*Aim*
Extract each line of the data and write it out again exactly.

>> BEGIN Records supplied

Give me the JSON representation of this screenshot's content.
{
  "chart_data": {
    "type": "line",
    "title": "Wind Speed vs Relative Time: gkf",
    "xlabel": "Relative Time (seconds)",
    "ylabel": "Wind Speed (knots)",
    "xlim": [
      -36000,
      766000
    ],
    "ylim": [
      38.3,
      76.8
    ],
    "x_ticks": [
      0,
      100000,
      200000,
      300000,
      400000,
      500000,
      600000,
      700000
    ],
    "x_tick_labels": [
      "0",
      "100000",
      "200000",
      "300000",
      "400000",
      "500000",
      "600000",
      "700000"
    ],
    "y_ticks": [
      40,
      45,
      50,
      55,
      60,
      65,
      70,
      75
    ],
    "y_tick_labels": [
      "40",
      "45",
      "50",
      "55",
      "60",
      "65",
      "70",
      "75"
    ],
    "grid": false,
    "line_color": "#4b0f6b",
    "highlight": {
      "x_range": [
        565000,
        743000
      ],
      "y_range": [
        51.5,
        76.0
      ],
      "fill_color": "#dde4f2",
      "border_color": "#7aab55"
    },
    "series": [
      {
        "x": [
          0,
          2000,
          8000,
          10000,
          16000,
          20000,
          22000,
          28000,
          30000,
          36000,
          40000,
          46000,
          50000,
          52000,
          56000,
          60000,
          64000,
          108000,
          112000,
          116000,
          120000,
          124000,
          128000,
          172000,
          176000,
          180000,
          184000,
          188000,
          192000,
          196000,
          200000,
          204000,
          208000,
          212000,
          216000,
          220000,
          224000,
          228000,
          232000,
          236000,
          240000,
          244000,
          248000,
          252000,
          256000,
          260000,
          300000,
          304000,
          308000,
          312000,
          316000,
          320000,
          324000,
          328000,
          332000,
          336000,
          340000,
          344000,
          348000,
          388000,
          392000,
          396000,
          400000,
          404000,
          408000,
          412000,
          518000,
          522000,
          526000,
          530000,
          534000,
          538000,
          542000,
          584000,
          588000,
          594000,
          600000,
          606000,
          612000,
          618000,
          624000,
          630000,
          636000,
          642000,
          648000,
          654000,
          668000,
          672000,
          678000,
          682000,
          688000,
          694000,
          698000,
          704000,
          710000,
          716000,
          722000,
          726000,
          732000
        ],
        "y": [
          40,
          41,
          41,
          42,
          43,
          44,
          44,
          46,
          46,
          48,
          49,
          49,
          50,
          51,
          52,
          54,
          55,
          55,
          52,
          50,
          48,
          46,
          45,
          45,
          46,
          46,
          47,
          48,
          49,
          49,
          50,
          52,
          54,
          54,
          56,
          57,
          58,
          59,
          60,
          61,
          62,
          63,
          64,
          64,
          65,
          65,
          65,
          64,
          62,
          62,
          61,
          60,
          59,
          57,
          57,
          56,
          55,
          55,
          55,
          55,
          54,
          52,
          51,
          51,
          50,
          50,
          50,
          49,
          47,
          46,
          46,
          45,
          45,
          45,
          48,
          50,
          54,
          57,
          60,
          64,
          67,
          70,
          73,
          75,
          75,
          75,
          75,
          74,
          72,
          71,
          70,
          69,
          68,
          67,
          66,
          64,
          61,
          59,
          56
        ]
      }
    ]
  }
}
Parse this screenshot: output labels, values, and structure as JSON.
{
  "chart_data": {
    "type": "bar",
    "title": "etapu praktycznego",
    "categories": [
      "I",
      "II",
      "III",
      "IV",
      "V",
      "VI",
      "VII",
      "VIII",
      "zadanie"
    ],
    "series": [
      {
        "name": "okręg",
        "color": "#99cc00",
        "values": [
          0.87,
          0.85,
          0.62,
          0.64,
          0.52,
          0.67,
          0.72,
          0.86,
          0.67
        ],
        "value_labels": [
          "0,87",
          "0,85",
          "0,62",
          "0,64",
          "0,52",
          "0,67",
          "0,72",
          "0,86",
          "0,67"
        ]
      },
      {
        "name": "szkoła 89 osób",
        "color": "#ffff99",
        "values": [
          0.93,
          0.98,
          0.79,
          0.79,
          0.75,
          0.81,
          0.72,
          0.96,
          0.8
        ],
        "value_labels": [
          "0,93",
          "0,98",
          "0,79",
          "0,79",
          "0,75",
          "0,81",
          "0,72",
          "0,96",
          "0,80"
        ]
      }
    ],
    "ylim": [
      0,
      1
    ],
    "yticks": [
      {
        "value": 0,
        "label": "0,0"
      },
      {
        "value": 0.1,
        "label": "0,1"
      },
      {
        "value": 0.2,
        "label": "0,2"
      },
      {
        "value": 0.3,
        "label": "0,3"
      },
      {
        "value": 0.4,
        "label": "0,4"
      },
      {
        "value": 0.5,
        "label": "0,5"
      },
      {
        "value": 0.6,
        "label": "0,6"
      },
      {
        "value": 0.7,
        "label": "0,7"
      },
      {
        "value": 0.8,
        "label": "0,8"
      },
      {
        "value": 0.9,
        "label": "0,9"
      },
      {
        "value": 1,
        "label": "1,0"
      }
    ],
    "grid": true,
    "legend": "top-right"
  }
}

>> END Records supplied

*Output of the exercise*
Give me the JSON representation of this screenshot's content.
{
  "chart_data": {
    "type": "line",
    "title": "Wind Speed vs Relative Time: gkf",
    "xlabel": "Relative Time (seconds)",
    "ylabel": "Wind Speed (knots)",
    "xlim": [
      -36000,
      766000
    ],
    "ylim": [
      38.3,
      76.8
    ],
    "x_ticks": [
      0,
      100000,
      200000,
      300000,
      400000,
      500000,
      600000,
      700000
    ],
    "x_tick_labels": [
      "0",
      "100000",
      "200000",
      "300000",
      "400000",
      "500000",
      "600000",
      "700000"
    ],
    "y_ticks": [
      40,
      45,
      50,
      55,
      60,
      65,
      70,
      75
    ],
    "y_tick_labels": [
      "40",
      "45",
      "50",
      "55",
      "60",
      "65",
      "70",
      "75"
    ],
    "grid": false,
    "line_color": "#4b0f6b",
    "highlight": {
      "x_range": [
        565000,
        743000
      ],
      "y_range": [
        51.5,
        76.0
      ],
      "fill_color": "#dde4f2",
      "border_color": "#7aab55"
    },
    "series": [
      {
        "x": [
          0,
          2000,
          8000,
          10000,
          16000,
          20000,
          22000,
          28000,
          30000,
          36000,
          40000,
          46000,
          50000,
          52000,
          56000,
          60000,
          64000,
          108000,
          112000,
          116000,
          120000,
          124000,
          128000,
          172000,
          176000,
          180000,
          184000,
          188000,
          192000,
          196000,
          200000,
          204000,
          208000,
          212000,
          216000,
          220000,
          224000,
          228000,
          232000,
          236000,
          240000,
          244000,
          248000,
          252000,
          256000,
          260000,
          300000,
          304000,
          308000,
          312000,
          316000,
          320000,
          324000,
          328000,
          332000,
          336000,
          340000,
          344000,
          348000,
          388000,
          392000,
          396000,
          400000,
          404000,
          408000,
          412000,
          518000,
          522000,
          526000,
          530000,
          534000,
          538000,
          542000,
          584000,
          588000,
          594000,
          600000,
          606000,
          612000,
          618000,
          624000,
          630000,
          636000,
          642000,
          648000,
          654000,
          668000,
          672000,
          678000,
          682000,
          688000,
          694000,
          698000,
          704000,
          710000,
          716000,
          722000,
          726000,
          732000
        ],
        "y": [
          40,
          41,
          41,
          42,
          43,
          44,
          44,
          46,
          46,
          48,
          49,
          49,
          50,
          51,
          52,
          54,
          55,
          55,
          52,
          50,
          48,
          46,
          45,
          45,
          46,
          46,
          47,
          48,
          49,
          49,
          50,
          52,
          54,
          54,
          56,
          57,
          58,
          59,
          60,
          61,
          62,
          63,
          64,
          64,
          65,
          65,
          65,
          64,
          62,
          62,
          61,
          60,
          59,
          57,
          57,
          56,
          55,
          55,
          55,
          55,
          54,
          52,
          51,
          51,
          50,
          50,
          50,
          49,
          47,
          46,
          46,
          45,
          45,
          45,
          48,
          50,
          54,
          57,
          60,
          64,
          67,
          70,
          73,
          75,
          75,
          75,
          75,
          74,
          72,
          71,
          70,
          69,
          68,
          67,
          66,
          64,
          61,
          59,
          56
        ]
      }
    ]
  }
}
Parse this screenshot: output labels, values, and structure as JSON.
{
  "chart_data": {
    "type": "bar",
    "title": "etapu praktycznego",
    "categories": [
      "I",
      "II",
      "III",
      "IV",
      "V",
      "VI",
      "VII",
      "VIII",
      "zadanie"
    ],
    "series": [
      {
        "name": "okręg",
        "color": "#99cc00",
        "values": [
          0.87,
          0.85,
          0.62,
          0.64,
          0.52,
          0.67,
          0.72,
          0.86,
          0.67
        ],
        "value_labels": [
          "0,87",
          "0,85",
          "0,62",
          "0,64",
          "0,52",
          "0,67",
          "0,72",
          "0,86",
          "0,67"
        ]
      },
      {
        "name": "szkoła 89 osób",
        "color": "#ffff99",
        "values": [
          0.93,
          0.98,
          0.79,
          0.79,
          0.75,
          0.81,
          0.72,
          0.96,
          0.8
        ],
        "value_labels": [
          "0,93",
          "0,98",
          "0,79",
          "0,79",
          "0,75",
          "0,81",
          "0,72",
          "0,96",
          "0,80"
        ]
      }
    ],
    "ylim": [
      0,
      1
    ],
    "yticks": [
      {
        "value": 0,
        "label": "0,0"
      },
      {
        "value": 0.1,
        "label": "0,1"
      },
      {
        "value": 0.2,
        "label": "0,2"
      },
      {
        "value": 0.3,
        "label": "0,3"
      },
      {
        "value": 0.4,
        "label": "0,4"
      },
      {
        "value": 0.5,
        "label": "0,5"
      },
      {
        "value": 0.6,
        "label": "0,6"
      },
      {
        "value": 0.7,
        "label": "0,7"
      },
      {
        "value": 0.8,
        "label": "0,8"
      },
      {
        "value": 0.9,
        "label": "0,9"
      },
      {
        "value": 1,
        "label": "1,0"
      }
    ],
    "grid": true,
    "legend": "top-right"
  }
}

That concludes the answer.